ROWS:
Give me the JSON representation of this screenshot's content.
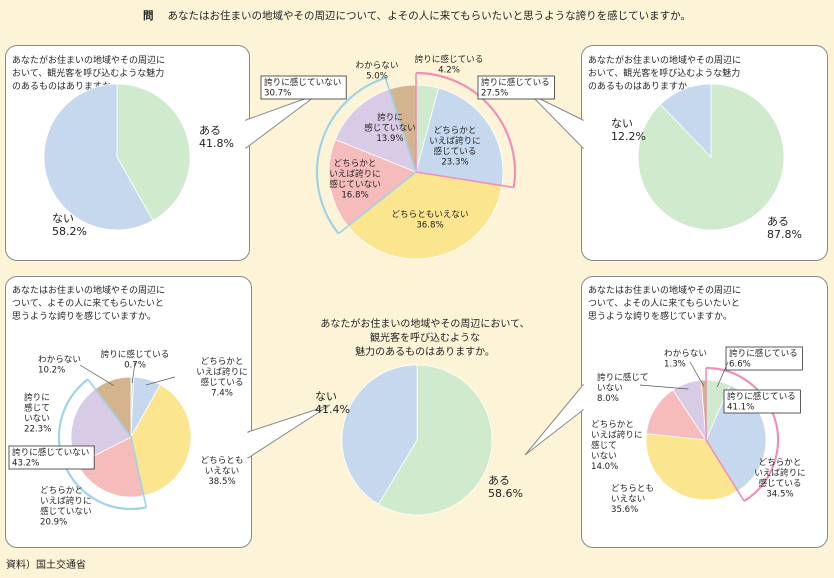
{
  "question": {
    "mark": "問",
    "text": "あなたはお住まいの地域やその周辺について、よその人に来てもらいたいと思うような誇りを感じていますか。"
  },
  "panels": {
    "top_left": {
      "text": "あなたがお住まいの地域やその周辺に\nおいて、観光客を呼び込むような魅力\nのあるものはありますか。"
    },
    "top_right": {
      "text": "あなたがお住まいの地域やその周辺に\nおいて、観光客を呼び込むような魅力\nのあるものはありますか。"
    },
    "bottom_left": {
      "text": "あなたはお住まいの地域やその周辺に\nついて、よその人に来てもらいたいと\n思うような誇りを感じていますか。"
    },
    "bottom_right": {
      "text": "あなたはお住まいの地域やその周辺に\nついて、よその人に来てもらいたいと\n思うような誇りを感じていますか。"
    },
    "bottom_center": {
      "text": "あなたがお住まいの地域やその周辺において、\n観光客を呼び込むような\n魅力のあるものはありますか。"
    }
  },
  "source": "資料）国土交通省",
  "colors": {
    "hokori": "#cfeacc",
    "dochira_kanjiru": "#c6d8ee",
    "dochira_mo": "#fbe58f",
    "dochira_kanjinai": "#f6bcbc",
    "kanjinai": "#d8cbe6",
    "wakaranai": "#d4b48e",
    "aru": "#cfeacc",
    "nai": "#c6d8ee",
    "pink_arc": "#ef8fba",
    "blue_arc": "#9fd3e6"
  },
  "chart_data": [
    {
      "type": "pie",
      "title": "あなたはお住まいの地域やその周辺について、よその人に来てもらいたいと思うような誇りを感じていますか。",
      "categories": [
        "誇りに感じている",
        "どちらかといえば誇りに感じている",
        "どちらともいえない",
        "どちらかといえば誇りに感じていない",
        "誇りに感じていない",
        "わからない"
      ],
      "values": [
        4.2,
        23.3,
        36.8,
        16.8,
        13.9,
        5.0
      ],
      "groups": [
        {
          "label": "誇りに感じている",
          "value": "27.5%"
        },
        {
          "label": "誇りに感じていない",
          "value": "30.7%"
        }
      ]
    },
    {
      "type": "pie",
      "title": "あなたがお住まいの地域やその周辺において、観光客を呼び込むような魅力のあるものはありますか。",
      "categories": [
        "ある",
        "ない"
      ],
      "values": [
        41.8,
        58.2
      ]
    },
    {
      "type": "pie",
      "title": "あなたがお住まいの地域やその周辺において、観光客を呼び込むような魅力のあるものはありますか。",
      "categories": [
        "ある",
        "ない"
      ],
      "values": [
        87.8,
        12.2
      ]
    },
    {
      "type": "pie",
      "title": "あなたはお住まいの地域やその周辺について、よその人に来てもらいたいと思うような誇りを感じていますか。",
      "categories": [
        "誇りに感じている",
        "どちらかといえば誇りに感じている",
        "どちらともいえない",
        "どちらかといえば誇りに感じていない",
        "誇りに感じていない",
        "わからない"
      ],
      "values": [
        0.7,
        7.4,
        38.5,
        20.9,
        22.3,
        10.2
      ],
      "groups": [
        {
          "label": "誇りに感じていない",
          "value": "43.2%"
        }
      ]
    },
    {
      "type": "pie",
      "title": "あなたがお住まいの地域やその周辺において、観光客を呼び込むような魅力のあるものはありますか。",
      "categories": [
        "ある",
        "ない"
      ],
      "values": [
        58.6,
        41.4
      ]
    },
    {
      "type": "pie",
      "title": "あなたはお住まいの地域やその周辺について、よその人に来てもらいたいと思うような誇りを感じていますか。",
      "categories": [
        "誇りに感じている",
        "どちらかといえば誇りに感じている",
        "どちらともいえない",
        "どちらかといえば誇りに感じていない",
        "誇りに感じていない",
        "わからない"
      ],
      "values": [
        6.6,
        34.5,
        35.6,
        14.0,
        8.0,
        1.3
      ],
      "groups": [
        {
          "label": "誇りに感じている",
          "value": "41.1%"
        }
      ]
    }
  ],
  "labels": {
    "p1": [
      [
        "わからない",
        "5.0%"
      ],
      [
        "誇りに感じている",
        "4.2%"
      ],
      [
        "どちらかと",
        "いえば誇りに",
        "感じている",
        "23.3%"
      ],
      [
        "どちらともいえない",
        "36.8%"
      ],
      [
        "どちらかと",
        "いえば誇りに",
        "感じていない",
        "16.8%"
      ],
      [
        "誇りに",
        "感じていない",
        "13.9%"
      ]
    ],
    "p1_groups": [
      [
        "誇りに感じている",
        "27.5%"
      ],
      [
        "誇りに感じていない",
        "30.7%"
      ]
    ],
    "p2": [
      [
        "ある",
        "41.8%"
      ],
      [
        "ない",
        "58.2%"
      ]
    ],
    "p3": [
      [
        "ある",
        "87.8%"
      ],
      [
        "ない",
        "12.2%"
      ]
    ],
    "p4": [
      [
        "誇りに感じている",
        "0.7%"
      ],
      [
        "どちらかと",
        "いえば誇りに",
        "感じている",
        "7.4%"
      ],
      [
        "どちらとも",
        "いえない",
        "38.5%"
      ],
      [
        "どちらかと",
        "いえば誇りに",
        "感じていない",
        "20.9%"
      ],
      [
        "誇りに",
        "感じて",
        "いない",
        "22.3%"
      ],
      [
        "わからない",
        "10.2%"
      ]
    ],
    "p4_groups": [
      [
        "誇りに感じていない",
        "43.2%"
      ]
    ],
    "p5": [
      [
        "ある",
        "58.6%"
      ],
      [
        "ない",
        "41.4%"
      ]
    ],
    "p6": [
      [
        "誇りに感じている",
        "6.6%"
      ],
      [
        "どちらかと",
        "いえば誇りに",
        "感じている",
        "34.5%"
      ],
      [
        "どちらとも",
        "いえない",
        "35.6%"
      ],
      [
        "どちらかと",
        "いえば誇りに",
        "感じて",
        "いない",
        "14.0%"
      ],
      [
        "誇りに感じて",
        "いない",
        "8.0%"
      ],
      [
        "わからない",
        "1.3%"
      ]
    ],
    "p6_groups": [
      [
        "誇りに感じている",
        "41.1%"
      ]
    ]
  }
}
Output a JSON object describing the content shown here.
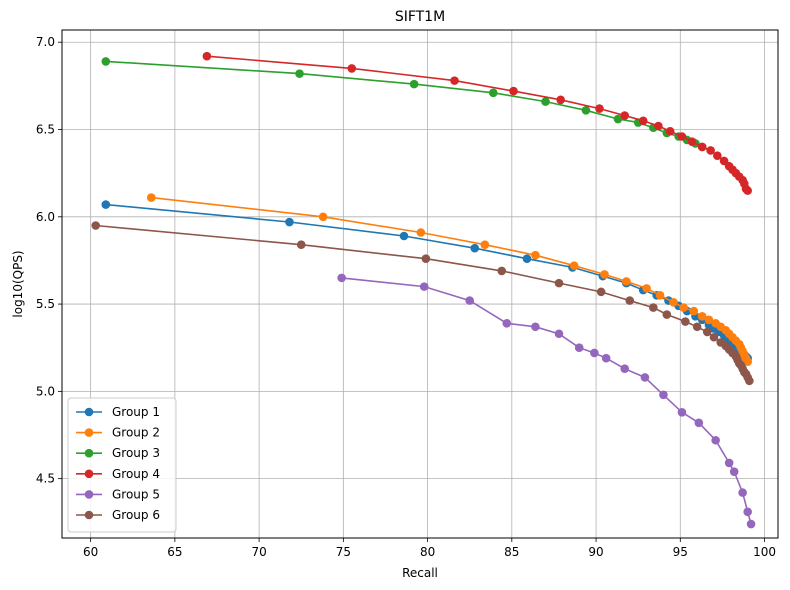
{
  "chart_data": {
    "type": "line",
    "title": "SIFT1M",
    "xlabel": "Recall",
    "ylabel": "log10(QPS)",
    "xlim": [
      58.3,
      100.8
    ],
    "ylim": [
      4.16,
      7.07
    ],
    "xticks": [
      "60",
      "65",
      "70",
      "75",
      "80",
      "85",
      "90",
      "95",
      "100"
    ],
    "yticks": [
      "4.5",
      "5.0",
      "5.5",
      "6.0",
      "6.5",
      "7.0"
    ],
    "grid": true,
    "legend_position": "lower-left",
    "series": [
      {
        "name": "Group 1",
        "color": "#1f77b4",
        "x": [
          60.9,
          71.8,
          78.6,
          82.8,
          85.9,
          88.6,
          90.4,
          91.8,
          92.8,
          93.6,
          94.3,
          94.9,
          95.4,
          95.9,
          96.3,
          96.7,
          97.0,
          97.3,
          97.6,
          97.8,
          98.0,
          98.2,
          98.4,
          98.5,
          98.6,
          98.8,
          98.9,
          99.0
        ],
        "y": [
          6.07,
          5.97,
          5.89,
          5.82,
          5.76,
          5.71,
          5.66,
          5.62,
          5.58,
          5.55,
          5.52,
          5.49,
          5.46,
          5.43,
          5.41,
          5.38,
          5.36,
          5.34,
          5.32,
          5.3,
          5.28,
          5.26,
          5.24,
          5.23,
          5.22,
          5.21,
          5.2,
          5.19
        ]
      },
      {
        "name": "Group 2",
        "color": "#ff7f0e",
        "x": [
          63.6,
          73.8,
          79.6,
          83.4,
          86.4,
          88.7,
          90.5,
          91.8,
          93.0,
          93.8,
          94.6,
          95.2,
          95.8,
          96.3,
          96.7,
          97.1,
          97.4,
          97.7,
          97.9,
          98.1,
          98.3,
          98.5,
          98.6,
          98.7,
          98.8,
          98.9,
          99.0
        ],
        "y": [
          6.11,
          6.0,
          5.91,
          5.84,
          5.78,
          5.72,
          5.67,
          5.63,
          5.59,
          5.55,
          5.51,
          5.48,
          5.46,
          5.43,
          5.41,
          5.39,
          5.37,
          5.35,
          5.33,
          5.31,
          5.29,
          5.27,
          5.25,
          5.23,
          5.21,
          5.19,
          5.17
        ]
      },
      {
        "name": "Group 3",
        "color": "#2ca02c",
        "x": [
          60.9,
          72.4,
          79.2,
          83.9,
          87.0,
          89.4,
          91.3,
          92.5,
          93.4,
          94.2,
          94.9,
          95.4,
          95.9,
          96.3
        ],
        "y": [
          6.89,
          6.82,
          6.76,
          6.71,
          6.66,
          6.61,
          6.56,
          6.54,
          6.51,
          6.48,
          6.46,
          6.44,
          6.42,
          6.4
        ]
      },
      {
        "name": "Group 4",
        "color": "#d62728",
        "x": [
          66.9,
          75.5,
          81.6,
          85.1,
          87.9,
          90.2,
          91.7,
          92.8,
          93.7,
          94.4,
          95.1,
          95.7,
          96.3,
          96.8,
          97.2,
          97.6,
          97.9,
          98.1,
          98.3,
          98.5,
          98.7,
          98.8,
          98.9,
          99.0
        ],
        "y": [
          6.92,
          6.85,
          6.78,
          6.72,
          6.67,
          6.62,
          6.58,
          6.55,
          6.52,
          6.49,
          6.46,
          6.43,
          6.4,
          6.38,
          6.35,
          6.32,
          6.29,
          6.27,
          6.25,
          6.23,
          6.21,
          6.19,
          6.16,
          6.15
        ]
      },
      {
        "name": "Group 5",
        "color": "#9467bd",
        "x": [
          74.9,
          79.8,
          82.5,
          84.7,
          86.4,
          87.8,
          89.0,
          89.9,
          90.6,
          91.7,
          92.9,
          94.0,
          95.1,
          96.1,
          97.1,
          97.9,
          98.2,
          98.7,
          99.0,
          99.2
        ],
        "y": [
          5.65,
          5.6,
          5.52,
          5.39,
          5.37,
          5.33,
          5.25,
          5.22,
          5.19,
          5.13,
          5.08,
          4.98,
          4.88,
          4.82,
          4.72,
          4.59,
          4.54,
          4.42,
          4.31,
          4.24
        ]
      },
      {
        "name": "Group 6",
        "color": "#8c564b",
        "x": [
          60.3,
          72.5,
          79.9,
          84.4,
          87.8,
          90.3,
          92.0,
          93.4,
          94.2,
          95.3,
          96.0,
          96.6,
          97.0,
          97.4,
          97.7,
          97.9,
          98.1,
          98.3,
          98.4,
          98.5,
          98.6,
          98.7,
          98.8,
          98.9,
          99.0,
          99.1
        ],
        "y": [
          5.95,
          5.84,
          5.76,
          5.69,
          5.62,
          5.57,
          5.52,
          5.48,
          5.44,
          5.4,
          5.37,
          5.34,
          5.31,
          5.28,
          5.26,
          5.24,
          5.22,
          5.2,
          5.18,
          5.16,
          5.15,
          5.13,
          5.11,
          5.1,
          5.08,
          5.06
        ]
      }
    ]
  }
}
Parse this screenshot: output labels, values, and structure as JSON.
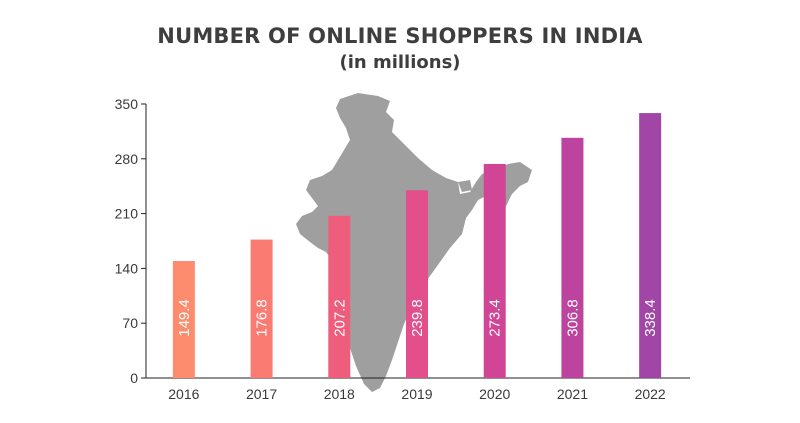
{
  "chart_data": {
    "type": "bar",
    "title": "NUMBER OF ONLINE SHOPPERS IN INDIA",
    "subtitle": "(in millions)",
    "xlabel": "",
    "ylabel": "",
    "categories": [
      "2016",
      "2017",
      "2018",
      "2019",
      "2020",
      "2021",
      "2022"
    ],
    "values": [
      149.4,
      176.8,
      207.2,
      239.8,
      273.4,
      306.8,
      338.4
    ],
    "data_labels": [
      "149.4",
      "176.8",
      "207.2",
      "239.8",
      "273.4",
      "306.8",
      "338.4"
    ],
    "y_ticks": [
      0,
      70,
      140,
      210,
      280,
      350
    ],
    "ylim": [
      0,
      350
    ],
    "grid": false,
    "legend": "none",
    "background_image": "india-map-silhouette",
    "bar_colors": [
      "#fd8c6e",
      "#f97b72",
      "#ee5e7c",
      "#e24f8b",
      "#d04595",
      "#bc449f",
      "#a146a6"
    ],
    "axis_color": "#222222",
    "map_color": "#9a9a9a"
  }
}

PROBLEM STATEMENT: Reproduce exactly the lines from the one with "Parse this screenshot: output" to the bottom of the listing, both ends included, and nothing else. Skip the pictures.

PROBLEM SOLUTION:
Parse this screenshot: output labels, values, and structure as JSON.
{
  "chart_data": {
    "type": "bar",
    "title": "NUMBER OF ONLINE SHOPPERS IN INDIA",
    "subtitle": "(in millions)",
    "xlabel": "",
    "ylabel": "",
    "categories": [
      "2016",
      "2017",
      "2018",
      "2019",
      "2020",
      "2021",
      "2022"
    ],
    "values": [
      149.4,
      176.8,
      207.2,
      239.8,
      273.4,
      306.8,
      338.4
    ],
    "data_labels": [
      "149.4",
      "176.8",
      "207.2",
      "239.8",
      "273.4",
      "306.8",
      "338.4"
    ],
    "y_ticks": [
      0,
      70,
      140,
      210,
      280,
      350
    ],
    "ylim": [
      0,
      350
    ],
    "grid": false,
    "legend": "none",
    "background_image": "india-map-silhouette",
    "bar_colors": [
      "#fd8c6e",
      "#f97b72",
      "#ee5e7c",
      "#e24f8b",
      "#d04595",
      "#bc449f",
      "#a146a6"
    ],
    "axis_color": "#222222",
    "map_color": "#9a9a9a"
  }
}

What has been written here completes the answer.